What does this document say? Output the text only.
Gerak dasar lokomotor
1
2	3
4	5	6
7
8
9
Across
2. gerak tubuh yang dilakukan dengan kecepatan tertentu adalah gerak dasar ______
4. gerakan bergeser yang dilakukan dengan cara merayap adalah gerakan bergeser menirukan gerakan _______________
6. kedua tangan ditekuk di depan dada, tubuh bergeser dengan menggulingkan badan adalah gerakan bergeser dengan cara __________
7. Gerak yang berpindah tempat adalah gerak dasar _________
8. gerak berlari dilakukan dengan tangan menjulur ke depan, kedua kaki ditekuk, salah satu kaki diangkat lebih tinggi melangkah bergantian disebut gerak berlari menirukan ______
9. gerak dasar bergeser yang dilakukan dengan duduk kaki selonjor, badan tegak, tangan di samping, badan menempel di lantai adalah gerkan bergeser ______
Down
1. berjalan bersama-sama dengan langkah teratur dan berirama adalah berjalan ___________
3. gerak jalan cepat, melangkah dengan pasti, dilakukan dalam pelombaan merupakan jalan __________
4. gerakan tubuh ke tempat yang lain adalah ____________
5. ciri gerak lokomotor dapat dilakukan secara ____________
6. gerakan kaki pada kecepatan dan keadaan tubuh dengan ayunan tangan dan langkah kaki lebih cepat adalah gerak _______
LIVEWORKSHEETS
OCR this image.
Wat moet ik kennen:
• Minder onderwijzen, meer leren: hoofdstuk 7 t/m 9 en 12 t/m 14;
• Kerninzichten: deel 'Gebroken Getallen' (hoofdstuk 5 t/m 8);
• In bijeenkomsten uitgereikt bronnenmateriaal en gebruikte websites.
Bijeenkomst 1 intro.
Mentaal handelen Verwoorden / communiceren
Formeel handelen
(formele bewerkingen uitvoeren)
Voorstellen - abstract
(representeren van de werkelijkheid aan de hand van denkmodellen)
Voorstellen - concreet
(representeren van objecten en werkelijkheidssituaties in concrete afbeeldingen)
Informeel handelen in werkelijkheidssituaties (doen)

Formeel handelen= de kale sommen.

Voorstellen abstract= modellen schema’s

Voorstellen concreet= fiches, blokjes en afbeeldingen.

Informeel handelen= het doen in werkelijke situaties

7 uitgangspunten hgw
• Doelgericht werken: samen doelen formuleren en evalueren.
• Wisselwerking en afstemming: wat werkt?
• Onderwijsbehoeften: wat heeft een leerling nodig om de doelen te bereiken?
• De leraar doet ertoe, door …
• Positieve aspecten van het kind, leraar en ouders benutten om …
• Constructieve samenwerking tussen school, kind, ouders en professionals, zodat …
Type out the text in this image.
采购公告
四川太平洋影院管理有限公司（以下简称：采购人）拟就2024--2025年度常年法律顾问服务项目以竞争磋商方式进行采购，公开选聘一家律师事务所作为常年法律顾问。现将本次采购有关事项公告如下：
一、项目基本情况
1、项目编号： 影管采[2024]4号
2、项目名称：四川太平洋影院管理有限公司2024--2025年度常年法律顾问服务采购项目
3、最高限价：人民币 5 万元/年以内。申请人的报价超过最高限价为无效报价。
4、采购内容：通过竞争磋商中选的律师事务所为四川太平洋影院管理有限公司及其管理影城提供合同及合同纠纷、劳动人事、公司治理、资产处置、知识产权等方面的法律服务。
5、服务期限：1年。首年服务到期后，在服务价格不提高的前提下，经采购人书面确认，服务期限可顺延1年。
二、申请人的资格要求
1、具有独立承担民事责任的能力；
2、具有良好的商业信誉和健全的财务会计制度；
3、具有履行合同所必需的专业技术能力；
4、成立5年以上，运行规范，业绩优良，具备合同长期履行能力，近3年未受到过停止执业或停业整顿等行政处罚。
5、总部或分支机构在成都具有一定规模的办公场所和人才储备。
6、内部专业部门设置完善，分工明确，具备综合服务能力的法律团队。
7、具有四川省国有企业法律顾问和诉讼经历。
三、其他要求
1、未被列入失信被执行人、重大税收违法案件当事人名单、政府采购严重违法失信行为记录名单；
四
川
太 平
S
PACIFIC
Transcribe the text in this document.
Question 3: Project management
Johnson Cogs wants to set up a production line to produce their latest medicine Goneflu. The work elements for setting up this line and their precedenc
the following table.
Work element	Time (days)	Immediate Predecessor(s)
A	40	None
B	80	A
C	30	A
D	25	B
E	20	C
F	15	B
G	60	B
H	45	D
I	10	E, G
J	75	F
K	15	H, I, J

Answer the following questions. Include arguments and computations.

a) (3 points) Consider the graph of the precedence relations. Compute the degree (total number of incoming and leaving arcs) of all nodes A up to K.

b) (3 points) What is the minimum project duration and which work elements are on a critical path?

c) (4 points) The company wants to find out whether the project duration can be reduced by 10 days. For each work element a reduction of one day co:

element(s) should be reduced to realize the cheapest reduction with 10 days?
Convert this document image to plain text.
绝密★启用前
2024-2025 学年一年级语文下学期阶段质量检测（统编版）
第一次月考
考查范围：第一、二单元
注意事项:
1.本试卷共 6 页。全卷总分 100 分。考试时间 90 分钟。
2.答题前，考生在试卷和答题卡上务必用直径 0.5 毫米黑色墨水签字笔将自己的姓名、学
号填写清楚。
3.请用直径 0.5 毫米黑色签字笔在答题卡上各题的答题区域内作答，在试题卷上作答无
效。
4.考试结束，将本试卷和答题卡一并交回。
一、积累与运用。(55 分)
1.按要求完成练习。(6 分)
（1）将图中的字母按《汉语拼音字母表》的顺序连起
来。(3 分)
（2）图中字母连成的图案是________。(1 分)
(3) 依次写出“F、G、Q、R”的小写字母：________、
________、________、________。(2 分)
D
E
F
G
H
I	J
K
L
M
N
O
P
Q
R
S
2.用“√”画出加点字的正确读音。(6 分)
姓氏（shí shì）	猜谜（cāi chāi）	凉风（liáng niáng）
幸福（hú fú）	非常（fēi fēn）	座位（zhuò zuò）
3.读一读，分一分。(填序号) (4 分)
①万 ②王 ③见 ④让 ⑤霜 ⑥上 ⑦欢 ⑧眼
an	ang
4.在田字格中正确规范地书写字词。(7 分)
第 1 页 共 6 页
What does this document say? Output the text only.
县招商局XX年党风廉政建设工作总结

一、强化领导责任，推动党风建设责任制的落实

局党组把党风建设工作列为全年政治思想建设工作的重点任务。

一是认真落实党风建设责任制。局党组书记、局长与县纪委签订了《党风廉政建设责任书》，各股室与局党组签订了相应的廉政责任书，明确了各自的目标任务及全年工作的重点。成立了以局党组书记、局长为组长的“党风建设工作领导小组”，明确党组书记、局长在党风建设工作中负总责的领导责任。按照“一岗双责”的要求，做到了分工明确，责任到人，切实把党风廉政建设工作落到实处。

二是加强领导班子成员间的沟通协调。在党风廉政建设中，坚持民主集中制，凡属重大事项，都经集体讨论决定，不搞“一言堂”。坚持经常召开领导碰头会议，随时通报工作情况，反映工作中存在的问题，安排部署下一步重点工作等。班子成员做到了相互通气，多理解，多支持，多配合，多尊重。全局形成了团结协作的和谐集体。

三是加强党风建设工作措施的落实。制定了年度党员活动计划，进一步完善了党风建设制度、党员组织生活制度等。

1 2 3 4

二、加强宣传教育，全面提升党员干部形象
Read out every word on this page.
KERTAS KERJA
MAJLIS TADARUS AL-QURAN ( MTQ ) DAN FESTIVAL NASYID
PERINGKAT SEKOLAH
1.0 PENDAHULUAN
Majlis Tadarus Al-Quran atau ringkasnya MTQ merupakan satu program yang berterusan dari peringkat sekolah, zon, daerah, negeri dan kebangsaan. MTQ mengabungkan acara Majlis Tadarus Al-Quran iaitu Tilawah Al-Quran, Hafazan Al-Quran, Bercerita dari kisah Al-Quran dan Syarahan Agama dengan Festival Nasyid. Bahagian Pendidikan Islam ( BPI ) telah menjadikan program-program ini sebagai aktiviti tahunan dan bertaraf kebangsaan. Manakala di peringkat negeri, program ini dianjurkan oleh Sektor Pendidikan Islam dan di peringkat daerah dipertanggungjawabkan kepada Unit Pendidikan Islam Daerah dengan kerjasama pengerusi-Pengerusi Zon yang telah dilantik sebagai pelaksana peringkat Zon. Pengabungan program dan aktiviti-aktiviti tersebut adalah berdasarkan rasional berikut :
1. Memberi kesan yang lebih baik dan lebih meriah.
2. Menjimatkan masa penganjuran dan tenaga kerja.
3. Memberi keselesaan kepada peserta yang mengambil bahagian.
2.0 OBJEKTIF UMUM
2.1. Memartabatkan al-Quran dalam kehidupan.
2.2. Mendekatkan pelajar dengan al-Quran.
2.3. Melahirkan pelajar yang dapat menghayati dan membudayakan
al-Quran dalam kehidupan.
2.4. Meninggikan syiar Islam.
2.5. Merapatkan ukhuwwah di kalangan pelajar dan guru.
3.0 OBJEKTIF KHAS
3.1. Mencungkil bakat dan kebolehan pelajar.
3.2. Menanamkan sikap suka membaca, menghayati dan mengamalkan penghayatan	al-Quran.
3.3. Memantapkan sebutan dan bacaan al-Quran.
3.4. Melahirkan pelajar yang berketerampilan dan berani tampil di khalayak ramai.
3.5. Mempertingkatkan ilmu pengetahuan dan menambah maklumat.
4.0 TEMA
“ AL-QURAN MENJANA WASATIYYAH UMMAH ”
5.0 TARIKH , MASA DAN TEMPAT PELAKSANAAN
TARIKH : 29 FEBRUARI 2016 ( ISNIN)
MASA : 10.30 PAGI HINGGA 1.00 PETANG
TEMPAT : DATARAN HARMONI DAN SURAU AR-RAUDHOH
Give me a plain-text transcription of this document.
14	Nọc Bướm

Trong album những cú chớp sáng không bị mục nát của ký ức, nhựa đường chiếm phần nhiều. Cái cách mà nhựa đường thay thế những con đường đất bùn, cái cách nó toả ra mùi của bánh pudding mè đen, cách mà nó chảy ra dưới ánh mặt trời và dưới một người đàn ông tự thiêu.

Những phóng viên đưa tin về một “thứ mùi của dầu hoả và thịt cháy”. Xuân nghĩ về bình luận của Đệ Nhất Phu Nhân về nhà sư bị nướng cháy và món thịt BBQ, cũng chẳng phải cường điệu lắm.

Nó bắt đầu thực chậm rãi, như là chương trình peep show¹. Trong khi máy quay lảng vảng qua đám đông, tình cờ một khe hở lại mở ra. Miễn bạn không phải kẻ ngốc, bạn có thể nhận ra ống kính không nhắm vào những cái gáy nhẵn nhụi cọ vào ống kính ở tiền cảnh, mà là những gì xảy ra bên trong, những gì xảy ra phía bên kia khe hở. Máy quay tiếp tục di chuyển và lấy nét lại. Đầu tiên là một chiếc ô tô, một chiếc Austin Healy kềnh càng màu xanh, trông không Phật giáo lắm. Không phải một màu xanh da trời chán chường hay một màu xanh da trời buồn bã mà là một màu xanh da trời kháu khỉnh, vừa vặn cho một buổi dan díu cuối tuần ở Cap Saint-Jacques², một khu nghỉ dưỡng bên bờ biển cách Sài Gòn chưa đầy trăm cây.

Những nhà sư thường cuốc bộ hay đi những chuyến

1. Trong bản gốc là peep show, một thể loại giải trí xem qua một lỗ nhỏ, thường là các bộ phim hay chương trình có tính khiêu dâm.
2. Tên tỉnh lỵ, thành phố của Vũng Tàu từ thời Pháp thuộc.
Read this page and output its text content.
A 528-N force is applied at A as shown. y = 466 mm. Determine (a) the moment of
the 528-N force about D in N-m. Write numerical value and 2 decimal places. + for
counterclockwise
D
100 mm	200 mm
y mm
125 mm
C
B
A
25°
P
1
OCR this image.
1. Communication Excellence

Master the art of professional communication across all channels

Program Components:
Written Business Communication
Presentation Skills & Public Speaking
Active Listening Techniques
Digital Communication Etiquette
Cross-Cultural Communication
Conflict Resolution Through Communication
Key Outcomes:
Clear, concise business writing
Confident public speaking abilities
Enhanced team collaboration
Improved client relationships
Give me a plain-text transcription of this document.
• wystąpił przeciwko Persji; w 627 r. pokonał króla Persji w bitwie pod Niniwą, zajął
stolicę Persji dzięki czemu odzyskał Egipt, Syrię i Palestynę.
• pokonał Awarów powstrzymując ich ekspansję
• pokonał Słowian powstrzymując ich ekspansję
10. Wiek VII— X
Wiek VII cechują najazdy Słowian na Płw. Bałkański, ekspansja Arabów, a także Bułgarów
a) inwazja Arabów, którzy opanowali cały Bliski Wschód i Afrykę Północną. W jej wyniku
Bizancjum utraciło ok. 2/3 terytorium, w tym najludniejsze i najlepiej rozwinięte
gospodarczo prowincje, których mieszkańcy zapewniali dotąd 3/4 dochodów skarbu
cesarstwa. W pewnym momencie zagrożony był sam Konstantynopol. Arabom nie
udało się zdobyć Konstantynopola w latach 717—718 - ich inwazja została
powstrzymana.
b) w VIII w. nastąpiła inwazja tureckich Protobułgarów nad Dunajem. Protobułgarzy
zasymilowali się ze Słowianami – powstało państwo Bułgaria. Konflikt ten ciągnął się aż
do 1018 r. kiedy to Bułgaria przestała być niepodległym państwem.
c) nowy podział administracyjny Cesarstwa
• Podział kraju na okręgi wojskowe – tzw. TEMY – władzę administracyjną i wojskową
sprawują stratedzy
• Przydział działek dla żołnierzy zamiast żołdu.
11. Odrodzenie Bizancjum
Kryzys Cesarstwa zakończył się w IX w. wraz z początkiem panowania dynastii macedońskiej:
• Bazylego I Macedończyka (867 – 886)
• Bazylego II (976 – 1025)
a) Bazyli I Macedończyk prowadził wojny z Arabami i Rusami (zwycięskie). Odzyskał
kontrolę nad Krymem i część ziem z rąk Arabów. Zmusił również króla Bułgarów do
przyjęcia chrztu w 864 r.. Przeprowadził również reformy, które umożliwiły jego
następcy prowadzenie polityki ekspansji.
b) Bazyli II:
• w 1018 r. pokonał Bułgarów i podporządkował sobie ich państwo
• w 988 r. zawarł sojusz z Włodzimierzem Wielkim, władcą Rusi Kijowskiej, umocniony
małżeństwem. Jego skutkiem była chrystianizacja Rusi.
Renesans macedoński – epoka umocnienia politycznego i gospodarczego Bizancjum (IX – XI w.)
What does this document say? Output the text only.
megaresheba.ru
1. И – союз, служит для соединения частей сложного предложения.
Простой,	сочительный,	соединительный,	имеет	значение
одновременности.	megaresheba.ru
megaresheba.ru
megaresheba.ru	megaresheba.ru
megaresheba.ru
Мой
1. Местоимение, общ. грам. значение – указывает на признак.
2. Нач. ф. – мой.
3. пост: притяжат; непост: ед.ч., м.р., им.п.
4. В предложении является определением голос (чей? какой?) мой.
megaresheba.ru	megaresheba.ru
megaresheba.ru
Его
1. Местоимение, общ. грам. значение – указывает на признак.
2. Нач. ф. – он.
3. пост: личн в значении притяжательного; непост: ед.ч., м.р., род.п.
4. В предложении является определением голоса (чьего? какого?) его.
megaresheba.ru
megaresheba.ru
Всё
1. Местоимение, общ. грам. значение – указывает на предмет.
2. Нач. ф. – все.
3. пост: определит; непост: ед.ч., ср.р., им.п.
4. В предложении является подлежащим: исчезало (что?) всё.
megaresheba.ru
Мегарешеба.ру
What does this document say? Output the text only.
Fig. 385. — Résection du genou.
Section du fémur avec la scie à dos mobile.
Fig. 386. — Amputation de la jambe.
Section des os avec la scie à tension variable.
__________
What is required ▸
Locate each line with the word "Wiek" and copy it.

Response to the task ▸
10. Wiek VII— X
Wiek VII cechują najazdy Słowian na Płw. Bałkański, ekspansja Arabów, a także Bułgarów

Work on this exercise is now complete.